- _Your instructions_: Retype every entry exactly, character for character.

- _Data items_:
★ ★ ★ ★ ★

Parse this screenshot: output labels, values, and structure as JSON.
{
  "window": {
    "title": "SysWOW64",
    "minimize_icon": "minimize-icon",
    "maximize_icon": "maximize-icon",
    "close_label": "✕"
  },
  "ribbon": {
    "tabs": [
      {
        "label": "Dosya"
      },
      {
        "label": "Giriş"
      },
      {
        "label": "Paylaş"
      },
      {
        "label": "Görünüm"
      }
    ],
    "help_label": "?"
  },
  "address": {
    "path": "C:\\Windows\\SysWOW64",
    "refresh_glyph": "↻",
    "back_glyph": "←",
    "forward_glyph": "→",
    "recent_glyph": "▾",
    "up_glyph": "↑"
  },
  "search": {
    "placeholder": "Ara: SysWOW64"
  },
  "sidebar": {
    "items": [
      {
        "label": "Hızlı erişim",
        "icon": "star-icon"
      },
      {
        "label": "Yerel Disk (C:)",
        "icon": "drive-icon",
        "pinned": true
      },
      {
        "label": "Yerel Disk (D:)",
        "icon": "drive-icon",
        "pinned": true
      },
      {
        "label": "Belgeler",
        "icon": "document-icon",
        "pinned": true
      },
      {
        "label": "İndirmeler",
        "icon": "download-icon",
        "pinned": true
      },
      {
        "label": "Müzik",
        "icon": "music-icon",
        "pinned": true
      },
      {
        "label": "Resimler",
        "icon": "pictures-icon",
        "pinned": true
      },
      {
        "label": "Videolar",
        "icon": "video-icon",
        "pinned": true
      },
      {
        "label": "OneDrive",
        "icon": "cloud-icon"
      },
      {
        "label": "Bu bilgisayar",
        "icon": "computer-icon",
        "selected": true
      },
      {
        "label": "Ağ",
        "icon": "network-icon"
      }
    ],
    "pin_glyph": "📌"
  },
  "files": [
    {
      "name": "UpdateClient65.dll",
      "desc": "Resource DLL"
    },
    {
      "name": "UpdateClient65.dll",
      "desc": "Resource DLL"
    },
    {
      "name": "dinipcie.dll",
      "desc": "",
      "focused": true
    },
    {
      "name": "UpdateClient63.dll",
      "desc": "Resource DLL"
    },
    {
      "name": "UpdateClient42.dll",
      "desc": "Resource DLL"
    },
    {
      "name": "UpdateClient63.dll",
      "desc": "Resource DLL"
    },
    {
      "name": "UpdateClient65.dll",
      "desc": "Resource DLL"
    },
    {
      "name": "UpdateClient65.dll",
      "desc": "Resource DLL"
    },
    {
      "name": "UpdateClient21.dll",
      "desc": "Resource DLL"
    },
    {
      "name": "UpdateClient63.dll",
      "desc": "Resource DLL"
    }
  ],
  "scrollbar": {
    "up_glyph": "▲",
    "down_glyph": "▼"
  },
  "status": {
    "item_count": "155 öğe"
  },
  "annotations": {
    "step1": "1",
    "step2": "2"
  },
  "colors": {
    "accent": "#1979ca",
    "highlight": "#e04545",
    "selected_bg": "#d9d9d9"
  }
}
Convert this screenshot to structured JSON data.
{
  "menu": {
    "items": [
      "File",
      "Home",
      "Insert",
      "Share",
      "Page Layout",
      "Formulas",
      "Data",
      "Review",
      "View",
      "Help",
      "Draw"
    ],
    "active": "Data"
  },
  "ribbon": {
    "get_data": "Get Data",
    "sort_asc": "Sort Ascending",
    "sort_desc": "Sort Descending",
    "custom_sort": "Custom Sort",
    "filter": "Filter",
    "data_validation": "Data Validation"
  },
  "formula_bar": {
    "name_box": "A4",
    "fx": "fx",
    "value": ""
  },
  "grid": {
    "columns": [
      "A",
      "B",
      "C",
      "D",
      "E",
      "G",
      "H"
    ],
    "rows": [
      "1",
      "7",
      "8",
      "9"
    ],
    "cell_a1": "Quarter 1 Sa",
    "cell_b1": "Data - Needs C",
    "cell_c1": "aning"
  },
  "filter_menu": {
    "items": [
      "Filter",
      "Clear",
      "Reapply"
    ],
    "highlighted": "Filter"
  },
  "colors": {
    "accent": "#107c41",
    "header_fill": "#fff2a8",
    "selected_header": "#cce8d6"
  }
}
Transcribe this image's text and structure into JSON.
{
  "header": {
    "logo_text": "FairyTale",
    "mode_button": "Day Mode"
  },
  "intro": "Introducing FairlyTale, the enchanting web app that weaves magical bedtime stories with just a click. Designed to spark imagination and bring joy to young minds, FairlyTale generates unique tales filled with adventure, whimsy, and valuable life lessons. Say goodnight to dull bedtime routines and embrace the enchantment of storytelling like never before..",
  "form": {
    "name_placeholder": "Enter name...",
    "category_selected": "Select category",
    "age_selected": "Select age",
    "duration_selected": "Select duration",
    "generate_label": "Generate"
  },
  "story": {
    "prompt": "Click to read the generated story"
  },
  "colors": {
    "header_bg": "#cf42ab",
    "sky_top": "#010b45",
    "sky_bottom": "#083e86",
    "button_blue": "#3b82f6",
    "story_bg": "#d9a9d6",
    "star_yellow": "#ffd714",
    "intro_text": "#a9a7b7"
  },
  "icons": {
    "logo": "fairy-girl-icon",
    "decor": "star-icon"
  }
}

★ ★ ★ ★ ★

- _Response to this exercise_:
Parse this screenshot: output labels, values, and structure as JSON.
{
  "window": {
    "title": "SysWOW64",
    "minimize_icon": "minimize-icon",
    "maximize_icon": "maximize-icon",
    "close_label": "✕"
  },
  "ribbon": {
    "tabs": [
      {
        "label": "Dosya"
      },
      {
        "label": "Giriş"
      },
      {
        "label": "Paylaş"
      },
      {
        "label": "Görünüm"
      }
    ],
    "help_label": "?"
  },
  "address": {
    "path": "C:\\Windows\\SysWOW64",
    "refresh_glyph": "↻",
    "back_glyph": "←",
    "forward_glyph": "→",
    "recent_glyph": "▾",
    "up_glyph": "↑"
  },
  "search": {
    "placeholder": "Ara: SysWOW64"
  },
  "sidebar": {
    "items": [
      {
        "label": "Hızlı erişim",
        "icon": "star-icon"
      },
      {
        "label": "Yerel Disk (C:)",
        "icon": "drive-icon",
        "pinned": true
      },
      {
        "label": "Yerel Disk (D:)",
        "icon": "drive-icon",
        "pinned": true
      },
      {
        "label": "Belgeler",
        "icon": "document-icon",
        "pinned": true
      },
      {
        "label": "İndirmeler",
        "icon": "download-icon",
        "pinned": true
      },
      {
        "label": "Müzik",
        "icon": "music-icon",
        "pinned": true
      },
      {
        "label": "Resimler",
        "icon": "pictures-icon",
        "pinned": true
      },
      {
        "label": "Videolar",
        "icon": "video-icon",
        "pinned": true
      },
      {
        "label": "OneDrive",
        "icon": "cloud-icon"
      },
      {
        "label": "Bu bilgisayar",
        "icon": "computer-icon",
        "selected": true
      },
      {
        "label": "Ağ",
        "icon": "network-icon"
      }
    ],
    "pin_glyph": "📌"
  },
  "files": [
    {
      "name": "UpdateClient65.dll",
      "desc": "Resource DLL"
    },
    {
      "name": "UpdateClient65.dll",
      "desc": "Resource DLL"
    },
    {
      "name": "dinipcie.dll",
      "desc": "",
      "focused": true
    },
    {
      "name": "UpdateClient63.dll",
      "desc": "Resource DLL"
    },
    {
      "name": "UpdateClient42.dll",
      "desc": "Resource DLL"
    },
    {
      "name": "UpdateClient63.dll",
      "desc": "Resource DLL"
    },
    {
      "name": "UpdateClient65.dll",
      "desc": "Resource DLL"
    },
    {
      "name": "UpdateClient65.dll",
      "desc": "Resource DLL"
    },
    {
      "name": "UpdateClient21.dll",
      "desc": "Resource DLL"
    },
    {
      "name": "UpdateClient63.dll",
      "desc": "Resource DLL"
    }
  ],
  "scrollbar": {
    "up_glyph": "▲",
    "down_glyph": "▼"
  },
  "status": {
    "item_count": "155 öğe"
  },
  "annotations": {
    "step1": "1",
    "step2": "2"
  },
  "colors": {
    "accent": "#1979ca",
    "highlight": "#e04545",
    "selected_bg": "#d9d9d9"
  }
}
Convert this screenshot to structured JSON data.
{
  "menu": {
    "items": [
      "File",
      "Home",
      "Insert",
      "Share",
      "Page Layout",
      "Formulas",
      "Data",
      "Review",
      "View",
      "Help",
      "Draw"
    ],
    "active": "Data"
  },
  "ribbon": {
    "get_data": "Get Data",
    "sort_asc": "Sort Ascending",
    "sort_desc": "Sort Descending",
    "custom_sort": "Custom Sort",
    "filter": "Filter",
    "data_validation": "Data Validation"
  },
  "formula_bar": {
    "name_box": "A4",
    "fx": "fx",
    "value": ""
  },
  "grid": {
    "columns": [
      "A",
      "B",
      "C",
      "D",
      "E",
      "G",
      "H"
    ],
    "rows": [
      "1",
      "7",
      "8",
      "9"
    ],
    "cell_a1": "Quarter 1 Sa",
    "cell_b1": "Data - Needs C",
    "cell_c1": "aning"
  },
  "filter_menu": {
    "items": [
      "Filter",
      "Clear",
      "Reapply"
    ],
    "highlighted": "Filter"
  },
  "colors": {
    "accent": "#107c41",
    "header_fill": "#fff2a8",
    "selected_header": "#cce8d6"
  }
}
Transcribe this image's text and structure into JSON.
{
  "header": {
    "logo_text": "FairyTale",
    "mode_button": "Day Mode"
  },
  "intro": "Introducing FairlyTale, the enchanting web app that weaves magical bedtime stories with just a click. Designed to spark imagination and bring joy to young minds, FairlyTale generates unique tales filled with adventure, whimsy, and valuable life lessons. Say goodnight to dull bedtime routines and embrace the enchantment of storytelling like never before..",
  "form": {
    "name_placeholder": "Enter name...",
    "category_selected": "Select category",
    "age_selected": "Select age",
    "duration_selected": "Select duration",
    "generate_label": "Generate"
  },
  "story": {
    "prompt": "Click to read the generated story"
  },
  "colors": {
    "header_bg": "#cf42ab",
    "sky_top": "#010b45",
    "sky_bottom": "#083e86",
    "button_blue": "#3b82f6",
    "story_bg": "#d9a9d6",
    "star_yellow": "#ffd714",
    "intro_text": "#a9a7b7"
  },
  "icons": {
    "logo": "fairy-girl-icon",
    "decor": "star-icon"
  }
}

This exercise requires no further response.